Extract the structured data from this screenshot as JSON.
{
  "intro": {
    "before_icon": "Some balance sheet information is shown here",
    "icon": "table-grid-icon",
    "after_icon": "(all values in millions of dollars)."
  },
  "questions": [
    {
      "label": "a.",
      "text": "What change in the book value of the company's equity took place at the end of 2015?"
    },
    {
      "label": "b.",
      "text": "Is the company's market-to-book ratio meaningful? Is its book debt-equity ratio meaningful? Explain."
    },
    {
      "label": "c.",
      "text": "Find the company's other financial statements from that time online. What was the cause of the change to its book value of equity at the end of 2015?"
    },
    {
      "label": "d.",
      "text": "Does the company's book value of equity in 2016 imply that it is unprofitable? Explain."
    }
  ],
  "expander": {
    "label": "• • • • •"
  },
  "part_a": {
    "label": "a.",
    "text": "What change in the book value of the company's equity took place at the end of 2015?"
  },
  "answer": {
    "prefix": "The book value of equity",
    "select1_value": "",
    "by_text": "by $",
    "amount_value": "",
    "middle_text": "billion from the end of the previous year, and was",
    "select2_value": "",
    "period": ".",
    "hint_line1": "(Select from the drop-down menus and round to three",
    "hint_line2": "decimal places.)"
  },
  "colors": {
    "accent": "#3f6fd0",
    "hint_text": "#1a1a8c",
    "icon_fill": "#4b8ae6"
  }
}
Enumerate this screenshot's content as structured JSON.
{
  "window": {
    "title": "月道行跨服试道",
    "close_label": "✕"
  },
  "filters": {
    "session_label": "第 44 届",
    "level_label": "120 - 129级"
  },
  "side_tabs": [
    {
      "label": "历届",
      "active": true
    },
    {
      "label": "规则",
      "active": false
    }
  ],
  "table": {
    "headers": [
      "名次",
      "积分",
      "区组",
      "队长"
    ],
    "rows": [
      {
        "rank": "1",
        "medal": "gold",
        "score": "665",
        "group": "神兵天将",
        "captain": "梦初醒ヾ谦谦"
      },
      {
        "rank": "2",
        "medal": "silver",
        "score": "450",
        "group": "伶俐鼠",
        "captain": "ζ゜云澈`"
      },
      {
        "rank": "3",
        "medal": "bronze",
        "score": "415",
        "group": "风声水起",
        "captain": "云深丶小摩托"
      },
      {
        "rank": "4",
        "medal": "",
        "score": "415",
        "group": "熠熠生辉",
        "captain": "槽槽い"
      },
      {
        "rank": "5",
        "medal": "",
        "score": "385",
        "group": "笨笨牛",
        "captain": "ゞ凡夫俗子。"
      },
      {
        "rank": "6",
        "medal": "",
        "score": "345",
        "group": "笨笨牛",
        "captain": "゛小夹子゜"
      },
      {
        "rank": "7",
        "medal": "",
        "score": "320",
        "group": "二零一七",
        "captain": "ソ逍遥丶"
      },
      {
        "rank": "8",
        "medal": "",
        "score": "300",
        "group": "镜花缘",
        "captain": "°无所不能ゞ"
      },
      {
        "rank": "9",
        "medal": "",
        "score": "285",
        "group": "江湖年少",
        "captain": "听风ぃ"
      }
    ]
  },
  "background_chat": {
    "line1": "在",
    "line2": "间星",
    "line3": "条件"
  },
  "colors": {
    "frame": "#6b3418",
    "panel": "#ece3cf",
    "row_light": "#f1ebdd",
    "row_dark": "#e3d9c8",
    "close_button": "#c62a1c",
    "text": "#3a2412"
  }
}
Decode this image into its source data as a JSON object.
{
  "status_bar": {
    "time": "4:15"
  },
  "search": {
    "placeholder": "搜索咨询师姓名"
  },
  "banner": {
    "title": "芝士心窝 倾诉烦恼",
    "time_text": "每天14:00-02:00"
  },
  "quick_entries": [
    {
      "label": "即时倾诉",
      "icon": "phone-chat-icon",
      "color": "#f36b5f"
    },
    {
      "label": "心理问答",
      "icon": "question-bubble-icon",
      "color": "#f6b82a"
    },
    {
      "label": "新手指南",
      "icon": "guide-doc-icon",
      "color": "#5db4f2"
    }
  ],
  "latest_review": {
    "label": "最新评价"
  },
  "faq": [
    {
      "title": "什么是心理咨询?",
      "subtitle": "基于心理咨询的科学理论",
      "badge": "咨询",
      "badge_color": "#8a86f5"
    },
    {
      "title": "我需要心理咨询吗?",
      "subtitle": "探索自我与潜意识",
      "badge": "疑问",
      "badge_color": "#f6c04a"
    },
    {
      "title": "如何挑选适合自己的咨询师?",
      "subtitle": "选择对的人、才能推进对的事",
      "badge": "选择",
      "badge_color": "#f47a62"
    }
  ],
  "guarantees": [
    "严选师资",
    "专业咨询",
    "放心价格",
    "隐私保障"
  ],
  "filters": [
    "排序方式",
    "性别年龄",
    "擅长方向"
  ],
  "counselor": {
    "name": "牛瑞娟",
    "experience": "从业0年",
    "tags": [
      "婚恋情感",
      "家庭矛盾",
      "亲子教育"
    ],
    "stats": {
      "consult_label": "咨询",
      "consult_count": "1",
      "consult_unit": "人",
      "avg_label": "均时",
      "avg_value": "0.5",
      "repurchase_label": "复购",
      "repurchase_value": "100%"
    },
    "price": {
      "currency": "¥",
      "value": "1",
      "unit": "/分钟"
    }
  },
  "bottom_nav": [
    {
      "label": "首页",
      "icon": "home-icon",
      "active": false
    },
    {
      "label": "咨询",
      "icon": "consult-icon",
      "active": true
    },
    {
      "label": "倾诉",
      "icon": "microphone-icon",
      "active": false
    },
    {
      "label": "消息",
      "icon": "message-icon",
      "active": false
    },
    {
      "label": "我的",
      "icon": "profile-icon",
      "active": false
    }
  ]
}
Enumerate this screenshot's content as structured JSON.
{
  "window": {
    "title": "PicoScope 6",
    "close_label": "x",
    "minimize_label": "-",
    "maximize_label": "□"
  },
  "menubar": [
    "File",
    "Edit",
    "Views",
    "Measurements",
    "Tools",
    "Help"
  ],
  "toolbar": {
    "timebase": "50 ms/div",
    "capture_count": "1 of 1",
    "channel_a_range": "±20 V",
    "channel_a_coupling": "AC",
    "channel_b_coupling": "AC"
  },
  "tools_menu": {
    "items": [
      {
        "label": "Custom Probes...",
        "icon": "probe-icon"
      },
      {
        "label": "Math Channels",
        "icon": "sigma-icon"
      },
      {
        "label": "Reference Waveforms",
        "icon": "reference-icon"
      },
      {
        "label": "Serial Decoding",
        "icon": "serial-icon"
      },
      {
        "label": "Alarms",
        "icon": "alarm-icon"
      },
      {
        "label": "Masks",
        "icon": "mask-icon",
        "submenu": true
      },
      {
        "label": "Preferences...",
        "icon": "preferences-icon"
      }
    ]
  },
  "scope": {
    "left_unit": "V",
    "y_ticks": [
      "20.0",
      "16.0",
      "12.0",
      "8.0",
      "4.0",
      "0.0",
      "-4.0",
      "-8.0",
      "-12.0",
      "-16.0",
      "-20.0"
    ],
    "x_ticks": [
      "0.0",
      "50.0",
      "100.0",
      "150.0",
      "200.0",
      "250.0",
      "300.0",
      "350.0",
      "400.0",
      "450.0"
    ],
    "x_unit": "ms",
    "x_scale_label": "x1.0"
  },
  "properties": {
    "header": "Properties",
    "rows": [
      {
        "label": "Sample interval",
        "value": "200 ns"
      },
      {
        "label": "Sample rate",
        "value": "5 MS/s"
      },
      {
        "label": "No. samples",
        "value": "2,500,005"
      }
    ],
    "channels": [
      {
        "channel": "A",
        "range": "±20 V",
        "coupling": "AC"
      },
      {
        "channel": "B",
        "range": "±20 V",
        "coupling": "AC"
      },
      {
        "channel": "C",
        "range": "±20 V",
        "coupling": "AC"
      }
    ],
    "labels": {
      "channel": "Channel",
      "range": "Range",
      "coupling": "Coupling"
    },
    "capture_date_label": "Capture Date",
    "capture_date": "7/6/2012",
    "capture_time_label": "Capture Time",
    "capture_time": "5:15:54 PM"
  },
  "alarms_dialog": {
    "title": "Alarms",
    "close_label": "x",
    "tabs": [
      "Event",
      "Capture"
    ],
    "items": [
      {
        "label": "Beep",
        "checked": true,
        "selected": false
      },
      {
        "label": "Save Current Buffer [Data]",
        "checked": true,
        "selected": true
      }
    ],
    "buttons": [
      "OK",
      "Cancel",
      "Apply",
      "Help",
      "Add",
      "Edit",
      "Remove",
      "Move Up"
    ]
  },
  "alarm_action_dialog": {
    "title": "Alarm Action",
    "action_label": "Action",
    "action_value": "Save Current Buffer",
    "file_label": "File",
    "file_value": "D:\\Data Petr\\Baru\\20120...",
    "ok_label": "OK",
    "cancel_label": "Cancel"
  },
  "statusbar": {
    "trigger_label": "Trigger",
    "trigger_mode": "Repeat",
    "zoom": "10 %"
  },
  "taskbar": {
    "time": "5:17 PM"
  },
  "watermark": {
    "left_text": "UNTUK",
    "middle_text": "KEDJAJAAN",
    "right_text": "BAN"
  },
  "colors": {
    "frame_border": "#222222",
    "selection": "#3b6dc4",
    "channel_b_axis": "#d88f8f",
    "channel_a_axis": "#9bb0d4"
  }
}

_ _ _ _ _ _ _

The request
Scan the material above for the word "equity". Copy each line where it occurs.

Answer to the problem
      "text": "What change in the book value of the company's equity took place at the end of 2015?"
      "text": "Is the company's market-to-book ratio meaningful? Is its book debt-equity ratio meaningful? Explain."
      "text": "Find the company's other financial statements from that time online. What was the cause of the change to its book value of equity at the end of 2015?"
      "text": "Does the company's book value of equity in 2016 imply that it is unprofitable? Explain."
    "text": "What change in the book value of the company's equity took place at the end of 2015?"
    "prefix": "The book value of equity",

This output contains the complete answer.